▶ SET PROBLEM: List all lines in the material below that contain "ПОЛУЧЕНО".

* BEGIN *

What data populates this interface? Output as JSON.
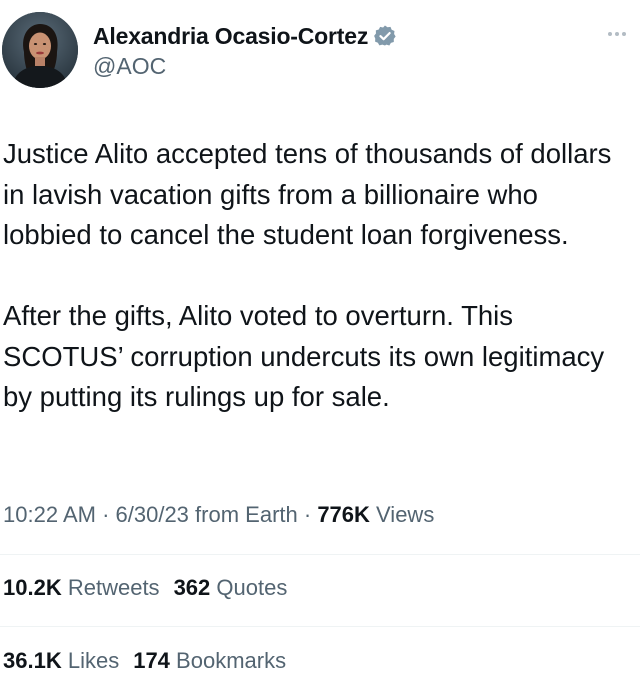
{
  "author": {
    "display_name": "Alexandria Ocasio-Cortez",
    "handle": "@AOC",
    "verified_icon": "verified-badge-icon",
    "avatar_icon": "profile-photo"
  },
  "more_icon": "more-options-icon",
  "tweet": {
    "paragraphs": [
      "Justice Alito accepted tens of thousands of dollars in lavish vacation gifts from a billionaire who lobbied to cancel the student loan forgiveness.",
      "After the gifts, Alito voted to overturn. This SCOTUS’ corruption undercuts its own legitimacy by putting its rulings up for sale."
    ]
  },
  "meta": {
    "time": "10:22 AM",
    "separator": " · ",
    "date": "6/30/23",
    "source": "from Earth",
    "views_count": "776K",
    "views_label": "Views"
  },
  "engagement": {
    "retweets_count": "10.2K",
    "retweets_label": "Retweets",
    "quotes_count": "362",
    "quotes_label": "Quotes",
    "likes_count": "36.1K",
    "likes_label": "Likes",
    "bookmarks_count": "174",
    "bookmarks_label": "Bookmarks"
  },
  "colors": {
    "text_primary": "#0f1419",
    "text_secondary": "#536471",
    "verified_badge": "#829aab",
    "divider": "#eff3f4"
  }
}
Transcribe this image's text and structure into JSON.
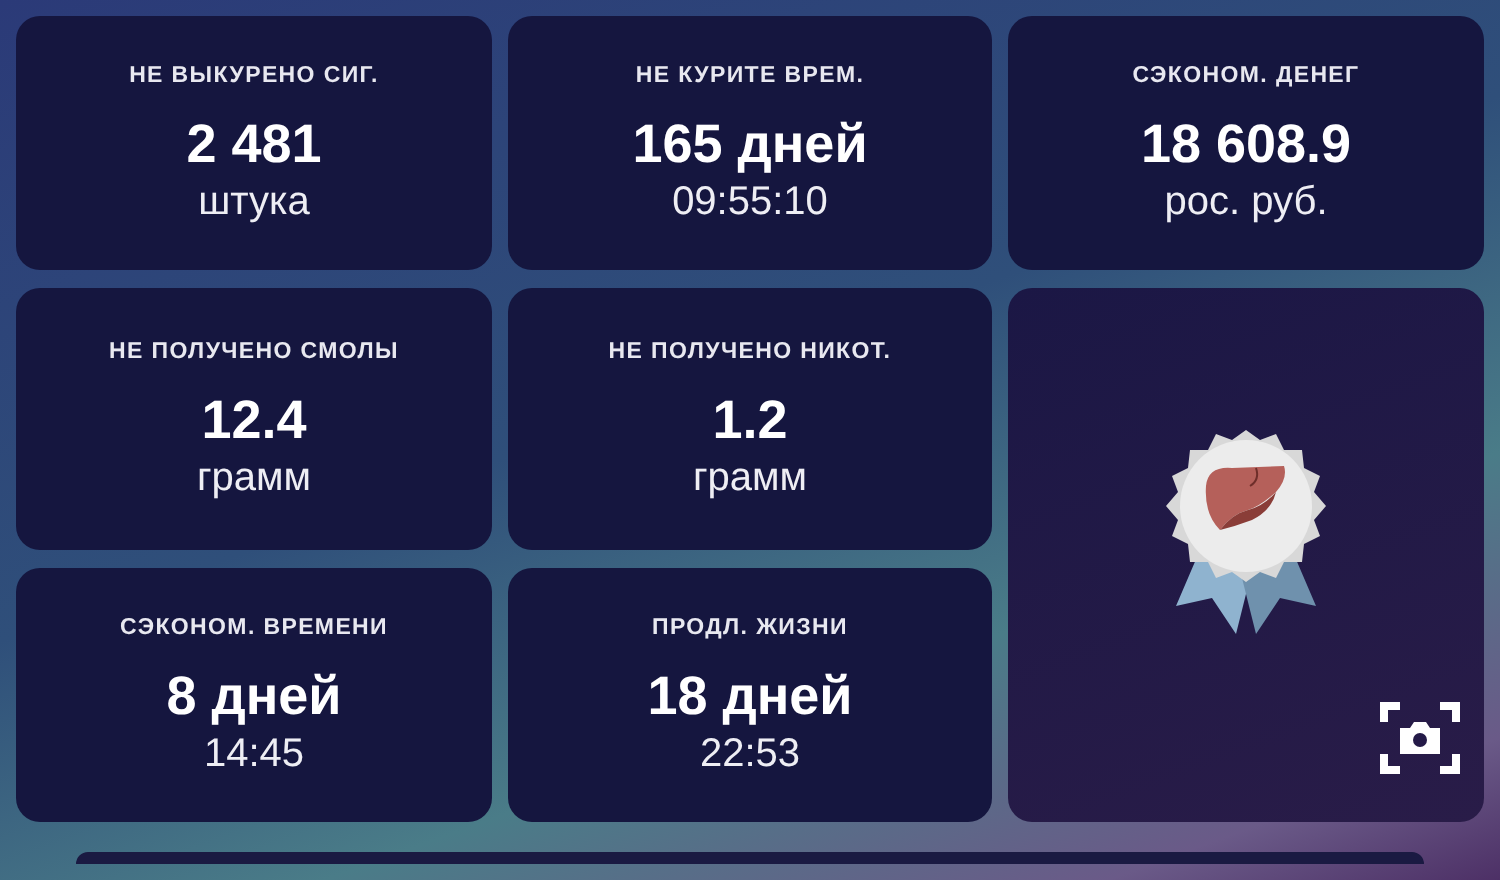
{
  "stats": [
    {
      "label": "НЕ ВЫКУРЕНО СИГ.",
      "value": "2 481",
      "unit": "штука"
    },
    {
      "label": "НЕ КУРИТЕ ВРЕМ.",
      "value": "165 дней",
      "unit": "09:55:10"
    },
    {
      "label": "СЭКОНОМ. ДЕНЕГ",
      "value": "18 608.9",
      "unit": "рос. руб."
    },
    {
      "label": "НЕ ПОЛУЧЕНО СМОЛЫ",
      "value": "12.4",
      "unit": "грамм"
    },
    {
      "label": "НЕ ПОЛУЧЕНО НИКОТ.",
      "value": "1.2",
      "unit": "грамм"
    },
    {
      "label": "СЭКОНОМ. ВРЕМЕНИ",
      "value": "8 дней",
      "unit": "14:45"
    },
    {
      "label": "ПРОДЛ. ЖИЗНИ",
      "value": "18 дней",
      "unit": "22:53"
    }
  ]
}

* END *

▶ RESPONSE TO THIS TASK:
      "label": "НЕ ПОЛУЧЕНО СМОЛЫ",
      "label": "НЕ ПОЛУЧЕНО НИКОТ.",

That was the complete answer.